* **Task to carry out**
Output the data below in full, byte for byte. Nothing may differ.

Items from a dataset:
....

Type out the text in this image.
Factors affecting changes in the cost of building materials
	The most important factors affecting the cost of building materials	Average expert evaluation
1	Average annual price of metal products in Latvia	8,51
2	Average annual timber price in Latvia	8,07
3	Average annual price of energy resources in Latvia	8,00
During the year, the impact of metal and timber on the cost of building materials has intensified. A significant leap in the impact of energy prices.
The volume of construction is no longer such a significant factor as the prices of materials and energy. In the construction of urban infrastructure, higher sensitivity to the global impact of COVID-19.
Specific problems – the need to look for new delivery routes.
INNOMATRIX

....

* **Result below**
Type out the text in this image.
Factors affecting changes in the cost of building materials
	The most important factors affecting the cost of building materials	Average expert evaluation
1	Average annual price of metal products in Latvia	8,51
2	Average annual timber price in Latvia	8,07
3	Average annual price of energy resources in Latvia	8,00
During the year, the impact of metal and timber on the cost of building materials has intensified. A significant leap in the impact of energy prices.
The volume of construction is no longer such a significant factor as the prices of materials and energy. In the construction of urban infrastructure, higher sensitivity to the global impact of COVID-19.
Specific problems – the need to look for new delivery routes.
INNOMATRIX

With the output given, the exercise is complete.